> Prompt
Print the entries below in their entirety, exactly as they are written.

## Start Dataset

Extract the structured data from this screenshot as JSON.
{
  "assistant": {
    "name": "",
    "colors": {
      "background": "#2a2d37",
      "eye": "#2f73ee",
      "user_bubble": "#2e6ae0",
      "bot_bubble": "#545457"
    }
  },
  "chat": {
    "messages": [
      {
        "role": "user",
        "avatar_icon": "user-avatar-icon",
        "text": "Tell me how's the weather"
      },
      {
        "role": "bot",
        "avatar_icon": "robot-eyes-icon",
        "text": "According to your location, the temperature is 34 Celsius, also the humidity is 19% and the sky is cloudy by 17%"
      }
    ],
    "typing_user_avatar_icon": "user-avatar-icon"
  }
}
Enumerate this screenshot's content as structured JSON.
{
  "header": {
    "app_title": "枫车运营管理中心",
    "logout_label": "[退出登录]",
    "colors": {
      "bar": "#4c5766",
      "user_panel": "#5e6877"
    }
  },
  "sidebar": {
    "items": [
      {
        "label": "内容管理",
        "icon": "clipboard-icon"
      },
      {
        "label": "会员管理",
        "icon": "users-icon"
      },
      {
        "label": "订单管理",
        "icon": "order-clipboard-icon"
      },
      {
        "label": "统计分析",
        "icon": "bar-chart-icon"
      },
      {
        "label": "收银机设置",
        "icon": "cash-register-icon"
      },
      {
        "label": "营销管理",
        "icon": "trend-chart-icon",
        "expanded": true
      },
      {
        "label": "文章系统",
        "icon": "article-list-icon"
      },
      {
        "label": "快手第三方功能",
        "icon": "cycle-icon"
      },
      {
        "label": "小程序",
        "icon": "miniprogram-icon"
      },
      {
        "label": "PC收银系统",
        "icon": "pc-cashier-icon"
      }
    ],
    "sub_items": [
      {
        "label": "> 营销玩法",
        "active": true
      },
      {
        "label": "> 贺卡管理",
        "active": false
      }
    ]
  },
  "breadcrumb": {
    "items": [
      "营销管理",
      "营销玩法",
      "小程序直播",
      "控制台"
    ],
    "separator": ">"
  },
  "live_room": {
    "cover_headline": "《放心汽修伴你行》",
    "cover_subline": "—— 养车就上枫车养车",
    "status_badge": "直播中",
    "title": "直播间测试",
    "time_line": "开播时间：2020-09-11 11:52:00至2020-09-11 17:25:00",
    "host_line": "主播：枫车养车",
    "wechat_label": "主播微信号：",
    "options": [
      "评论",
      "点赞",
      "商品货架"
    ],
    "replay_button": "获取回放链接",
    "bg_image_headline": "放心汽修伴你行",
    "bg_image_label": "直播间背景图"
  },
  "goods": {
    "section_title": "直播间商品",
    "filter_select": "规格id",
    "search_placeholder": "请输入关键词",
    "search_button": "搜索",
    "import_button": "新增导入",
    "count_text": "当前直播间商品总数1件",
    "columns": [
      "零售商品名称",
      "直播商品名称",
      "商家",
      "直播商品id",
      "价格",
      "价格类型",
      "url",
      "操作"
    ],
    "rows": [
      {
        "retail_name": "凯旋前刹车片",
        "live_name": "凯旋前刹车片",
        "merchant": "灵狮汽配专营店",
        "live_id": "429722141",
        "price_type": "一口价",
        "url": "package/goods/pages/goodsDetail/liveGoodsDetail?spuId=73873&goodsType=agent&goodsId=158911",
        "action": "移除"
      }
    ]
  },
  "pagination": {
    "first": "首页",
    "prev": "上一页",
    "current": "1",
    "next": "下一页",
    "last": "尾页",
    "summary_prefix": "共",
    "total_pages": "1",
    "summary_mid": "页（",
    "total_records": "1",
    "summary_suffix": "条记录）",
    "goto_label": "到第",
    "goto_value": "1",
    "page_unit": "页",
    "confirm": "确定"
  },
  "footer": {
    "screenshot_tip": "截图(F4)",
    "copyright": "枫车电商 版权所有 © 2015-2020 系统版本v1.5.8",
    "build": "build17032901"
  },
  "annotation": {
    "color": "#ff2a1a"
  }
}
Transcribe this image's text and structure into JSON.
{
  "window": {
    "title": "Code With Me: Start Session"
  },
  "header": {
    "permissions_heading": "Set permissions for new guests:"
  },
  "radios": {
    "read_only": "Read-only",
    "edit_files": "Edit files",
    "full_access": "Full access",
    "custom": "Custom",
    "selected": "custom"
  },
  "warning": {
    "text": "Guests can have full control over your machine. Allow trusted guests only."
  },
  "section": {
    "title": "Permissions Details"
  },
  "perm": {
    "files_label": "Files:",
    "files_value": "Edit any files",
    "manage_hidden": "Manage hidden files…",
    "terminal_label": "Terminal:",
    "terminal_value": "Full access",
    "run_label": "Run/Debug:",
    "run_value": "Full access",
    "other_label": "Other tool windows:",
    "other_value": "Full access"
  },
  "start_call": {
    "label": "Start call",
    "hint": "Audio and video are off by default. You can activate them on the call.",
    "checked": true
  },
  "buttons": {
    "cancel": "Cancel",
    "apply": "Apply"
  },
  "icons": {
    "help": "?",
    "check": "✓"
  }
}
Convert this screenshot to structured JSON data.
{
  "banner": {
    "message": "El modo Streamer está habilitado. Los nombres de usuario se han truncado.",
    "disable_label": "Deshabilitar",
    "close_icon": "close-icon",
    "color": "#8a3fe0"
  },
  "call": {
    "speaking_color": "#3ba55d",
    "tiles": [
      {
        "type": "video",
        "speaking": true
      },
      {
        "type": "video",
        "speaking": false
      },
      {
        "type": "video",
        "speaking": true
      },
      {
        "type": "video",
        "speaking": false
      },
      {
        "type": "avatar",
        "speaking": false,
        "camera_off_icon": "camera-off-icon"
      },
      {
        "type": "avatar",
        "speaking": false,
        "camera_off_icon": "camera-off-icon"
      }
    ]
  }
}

## End Dataset

> Task solution
Extract the structured data from this screenshot as JSON.
{
  "assistant": {
    "name": "",
    "colors": {
      "background": "#2a2d37",
      "eye": "#2f73ee",
      "user_bubble": "#2e6ae0",
      "bot_bubble": "#545457"
    }
  },
  "chat": {
    "messages": [
      {
        "role": "user",
        "avatar_icon": "user-avatar-icon",
        "text": "Tell me how's the weather"
      },
      {
        "role": "bot",
        "avatar_icon": "robot-eyes-icon",
        "text": "According to your location, the temperature is 34 Celsius, also the humidity is 19% and the sky is cloudy by 17%"
      }
    ],
    "typing_user_avatar_icon": "user-avatar-icon"
  }
}
Enumerate this screenshot's content as structured JSON.
{
  "header": {
    "app_title": "枫车运营管理中心",
    "logout_label": "[退出登录]",
    "colors": {
      "bar": "#4c5766",
      "user_panel": "#5e6877"
    }
  },
  "sidebar": {
    "items": [
      {
        "label": "内容管理",
        "icon": "clipboard-icon"
      },
      {
        "label": "会员管理",
        "icon": "users-icon"
      },
      {
        "label": "订单管理",
        "icon": "order-clipboard-icon"
      },
      {
        "label": "统计分析",
        "icon": "bar-chart-icon"
      },
      {
        "label": "收银机设置",
        "icon": "cash-register-icon"
      },
      {
        "label": "营销管理",
        "icon": "trend-chart-icon",
        "expanded": true
      },
      {
        "label": "文章系统",
        "icon": "article-list-icon"
      },
      {
        "label": "快手第三方功能",
        "icon": "cycle-icon"
      },
      {
        "label": "小程序",
        "icon": "miniprogram-icon"
      },
      {
        "label": "PC收银系统",
        "icon": "pc-cashier-icon"
      }
    ],
    "sub_items": [
      {
        "label": "> 营销玩法",
        "active": true
      },
      {
        "label": "> 贺卡管理",
        "active": false
      }
    ]
  },
  "breadcrumb": {
    "items": [
      "营销管理",
      "营销玩法",
      "小程序直播",
      "控制台"
    ],
    "separator": ">"
  },
  "live_room": {
    "cover_headline": "《放心汽修伴你行》",
    "cover_subline": "—— 养车就上枫车养车",
    "status_badge": "直播中",
    "title": "直播间测试",
    "time_line": "开播时间：2020-09-11 11:52:00至2020-09-11 17:25:00",
    "host_line": "主播：枫车养车",
    "wechat_label": "主播微信号：",
    "options": [
      "评论",
      "点赞",
      "商品货架"
    ],
    "replay_button": "获取回放链接",
    "bg_image_headline": "放心汽修伴你行",
    "bg_image_label": "直播间背景图"
  },
  "goods": {
    "section_title": "直播间商品",
    "filter_select": "规格id",
    "search_placeholder": "请输入关键词",
    "search_button": "搜索",
    "import_button": "新增导入",
    "count_text": "当前直播间商品总数1件",
    "columns": [
      "零售商品名称",
      "直播商品名称",
      "商家",
      "直播商品id",
      "价格",
      "价格类型",
      "url",
      "操作"
    ],
    "rows": [
      {
        "retail_name": "凯旋前刹车片",
        "live_name": "凯旋前刹车片",
        "merchant": "灵狮汽配专营店",
        "live_id": "429722141",
        "price_type": "一口价",
        "url": "package/goods/pages/goodsDetail/liveGoodsDetail?spuId=73873&goodsType=agent&goodsId=158911",
        "action": "移除"
      }
    ]
  },
  "pagination": {
    "first": "首页",
    "prev": "上一页",
    "current": "1",
    "next": "下一页",
    "last": "尾页",
    "summary_prefix": "共",
    "total_pages": "1",
    "summary_mid": "页（",
    "total_records": "1",
    "summary_suffix": "条记录）",
    "goto_label": "到第",
    "goto_value": "1",
    "page_unit": "页",
    "confirm": "确定"
  },
  "footer": {
    "screenshot_tip": "截图(F4)",
    "copyright": "枫车电商 版权所有 © 2015-2020 系统版本v1.5.8",
    "build": "build17032901"
  },
  "annotation": {
    "color": "#ff2a1a"
  }
}
Transcribe this image's text and structure into JSON.
{
  "window": {
    "title": "Code With Me: Start Session"
  },
  "header": {
    "permissions_heading": "Set permissions for new guests:"
  },
  "radios": {
    "read_only": "Read-only",
    "edit_files": "Edit files",
    "full_access": "Full access",
    "custom": "Custom",
    "selected": "custom"
  },
  "warning": {
    "text": "Guests can have full control over your machine. Allow trusted guests only."
  },
  "section": {
    "title": "Permissions Details"
  },
  "perm": {
    "files_label": "Files:",
    "files_value": "Edit any files",
    "manage_hidden": "Manage hidden files…",
    "terminal_label": "Terminal:",
    "terminal_value": "Full access",
    "run_label": "Run/Debug:",
    "run_value": "Full access",
    "other_label": "Other tool windows:",
    "other_value": "Full access"
  },
  "start_call": {
    "label": "Start call",
    "hint": "Audio and video are off by default. You can activate them on the call.",
    "checked": true
  },
  "buttons": {
    "cancel": "Cancel",
    "apply": "Apply"
  },
  "icons": {
    "help": "?",
    "check": "✓"
  }
}
Convert this screenshot to structured JSON data.
{
  "banner": {
    "message": "El modo Streamer está habilitado. Los nombres de usuario se han truncado.",
    "disable_label": "Deshabilitar",
    "close_icon": "close-icon",
    "color": "#8a3fe0"
  },
  "call": {
    "speaking_color": "#3ba55d",
    "tiles": [
      {
        "type": "video",
        "speaking": true
      },
      {
        "type": "video",
        "speaking": false
      },
      {
        "type": "video",
        "speaking": true
      },
      {
        "type": "video",
        "speaking": false
      },
      {
        "type": "avatar",
        "speaking": false,
        "camera_off_icon": "camera-off-icon"
      },
      {
        "type": "avatar",
        "speaking": false,
        "camera_off_icon": "camera-off-icon"
      }
    ]
  }
}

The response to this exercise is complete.